What you have to do =>
Answer with nothing but a number: how many lines include the word "text"?

Given entries =>

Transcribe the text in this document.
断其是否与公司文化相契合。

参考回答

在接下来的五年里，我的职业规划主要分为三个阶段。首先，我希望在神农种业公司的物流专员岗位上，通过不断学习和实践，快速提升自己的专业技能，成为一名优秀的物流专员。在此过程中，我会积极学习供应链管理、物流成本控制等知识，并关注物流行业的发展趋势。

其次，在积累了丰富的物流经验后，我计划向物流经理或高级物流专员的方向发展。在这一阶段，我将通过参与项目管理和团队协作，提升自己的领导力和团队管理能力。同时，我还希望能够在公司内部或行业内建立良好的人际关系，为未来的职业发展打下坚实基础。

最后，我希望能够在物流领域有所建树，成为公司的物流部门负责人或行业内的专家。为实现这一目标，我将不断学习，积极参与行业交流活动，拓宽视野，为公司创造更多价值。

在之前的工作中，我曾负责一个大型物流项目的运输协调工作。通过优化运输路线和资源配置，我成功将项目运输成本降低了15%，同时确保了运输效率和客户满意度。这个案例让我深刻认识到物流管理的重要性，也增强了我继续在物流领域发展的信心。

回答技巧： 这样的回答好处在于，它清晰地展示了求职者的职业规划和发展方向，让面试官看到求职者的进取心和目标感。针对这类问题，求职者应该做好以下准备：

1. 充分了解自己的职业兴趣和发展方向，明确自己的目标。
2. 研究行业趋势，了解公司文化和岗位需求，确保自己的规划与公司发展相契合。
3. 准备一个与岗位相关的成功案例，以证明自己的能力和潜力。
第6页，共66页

--

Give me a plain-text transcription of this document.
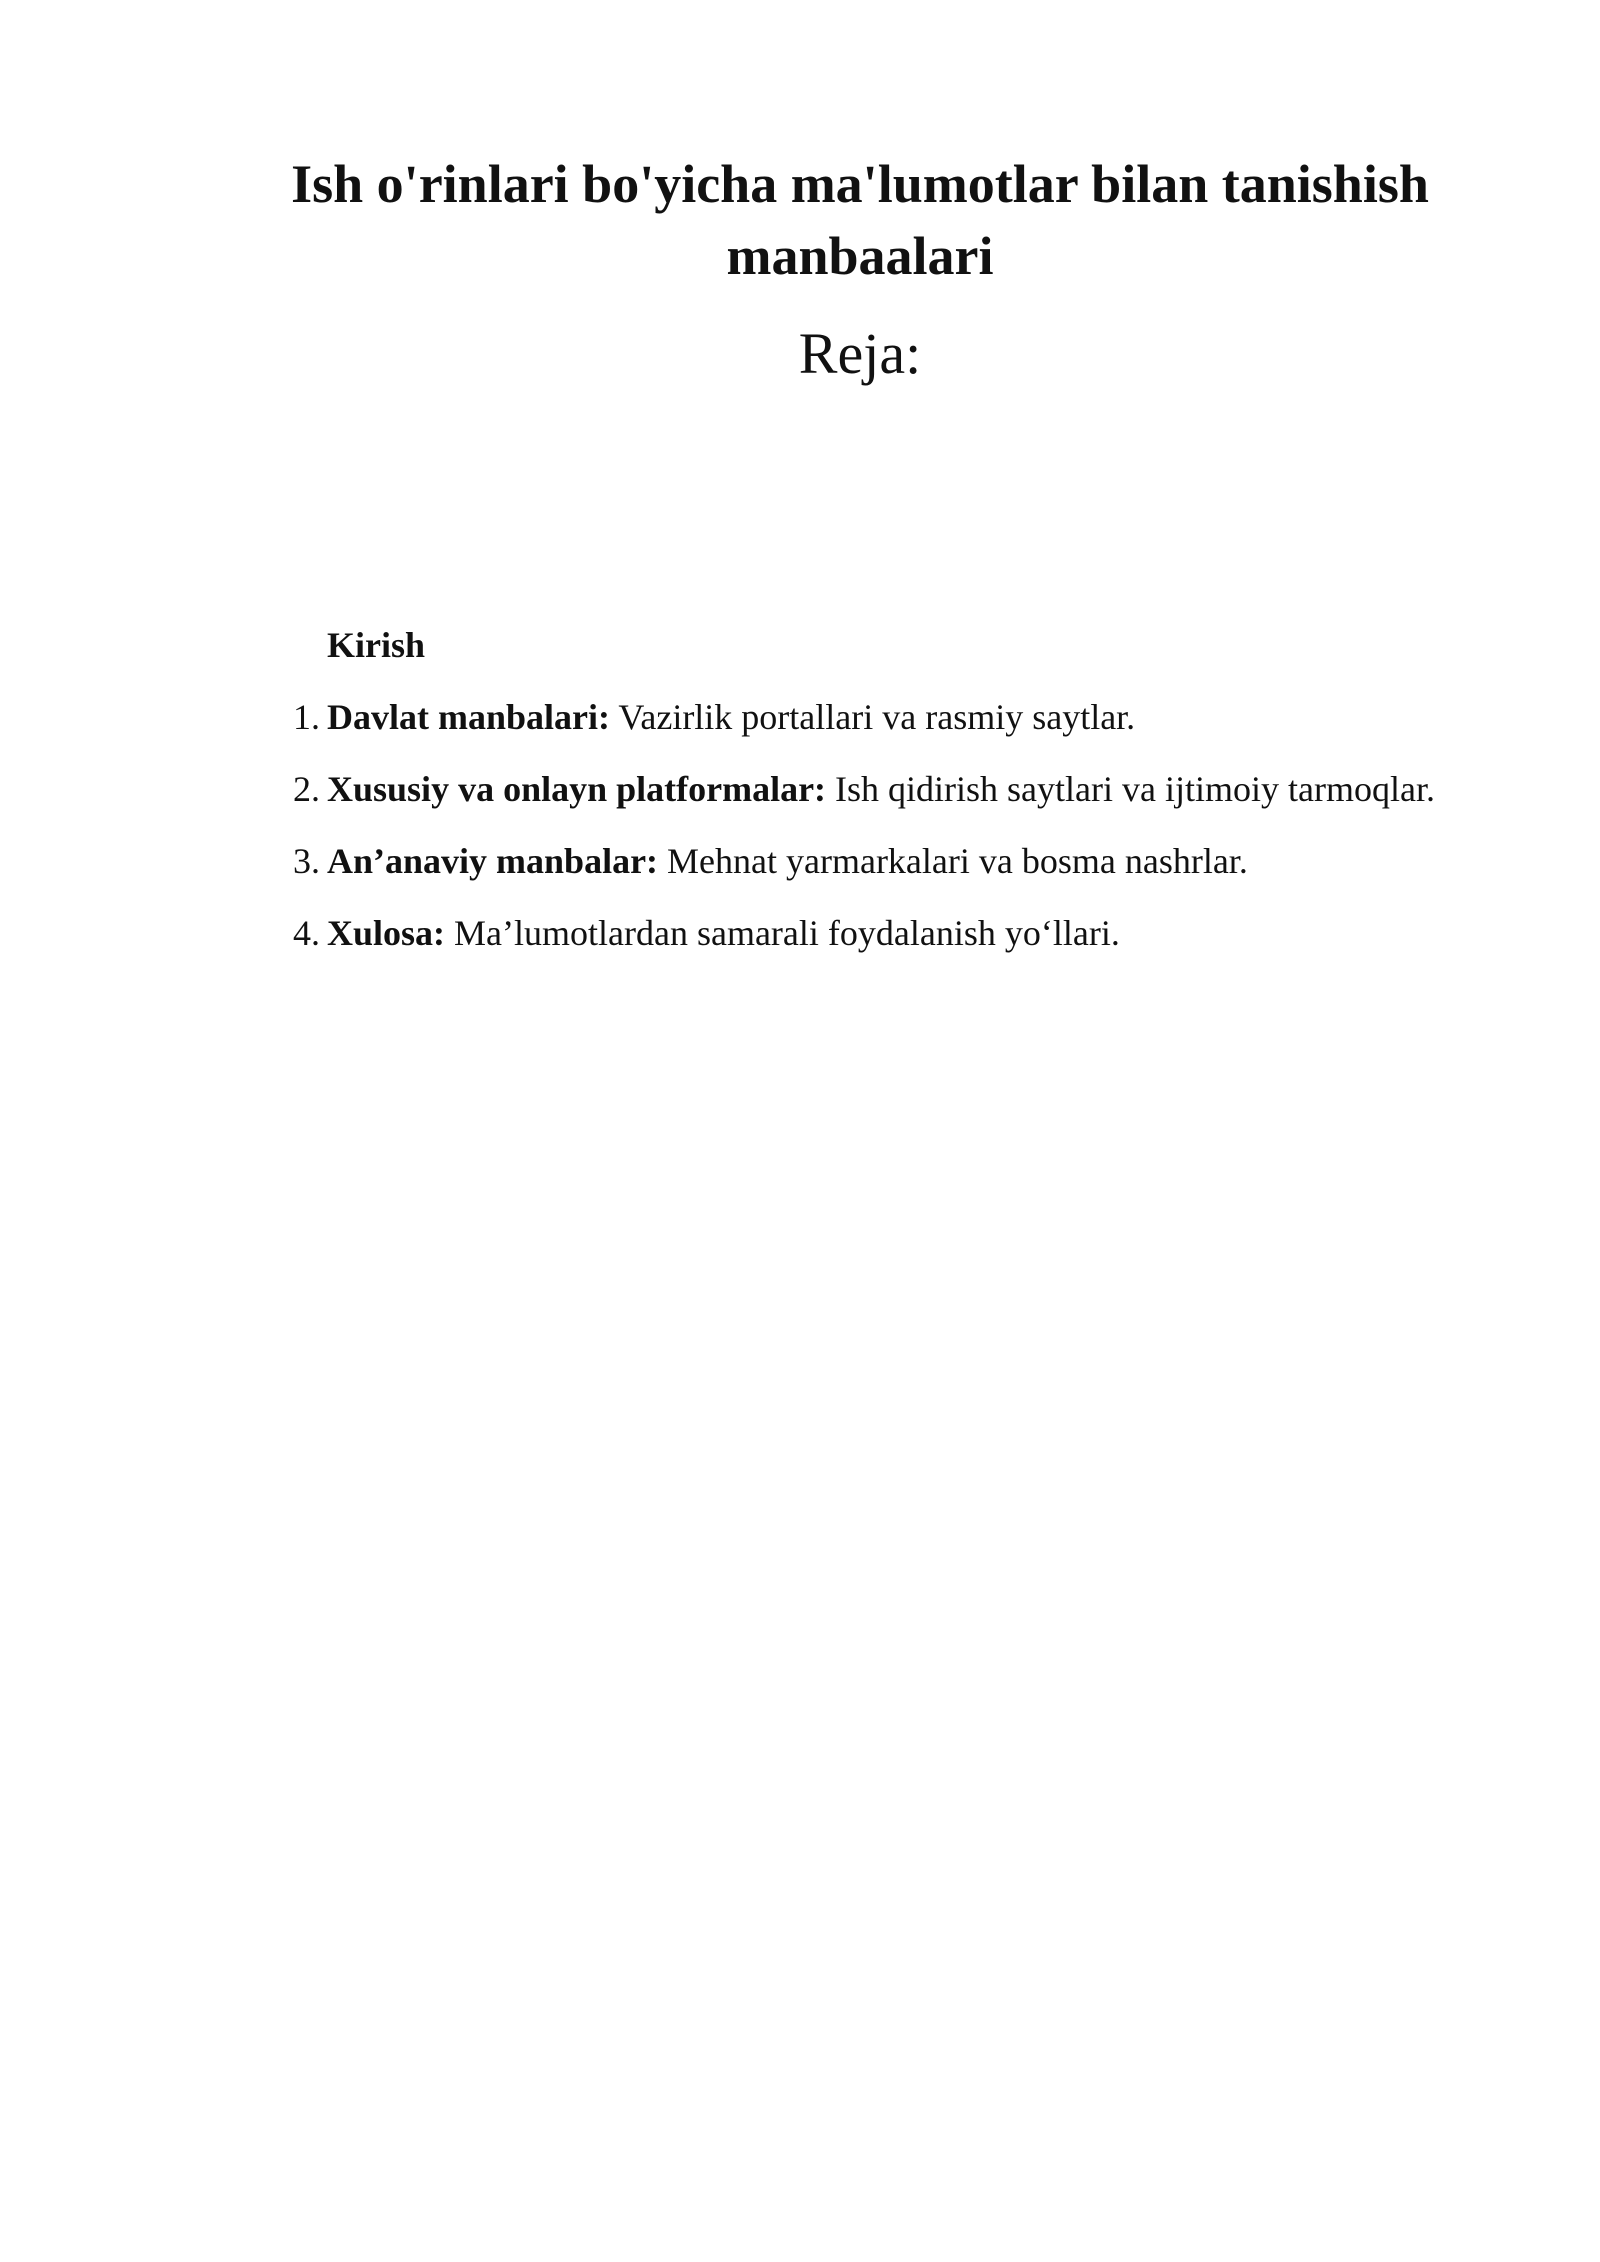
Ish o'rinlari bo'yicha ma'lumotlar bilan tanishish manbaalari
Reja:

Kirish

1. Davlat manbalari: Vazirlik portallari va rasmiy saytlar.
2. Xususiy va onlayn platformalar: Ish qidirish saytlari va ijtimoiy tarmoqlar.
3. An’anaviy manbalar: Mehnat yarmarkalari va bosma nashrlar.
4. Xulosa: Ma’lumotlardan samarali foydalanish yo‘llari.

Exercise response =>
2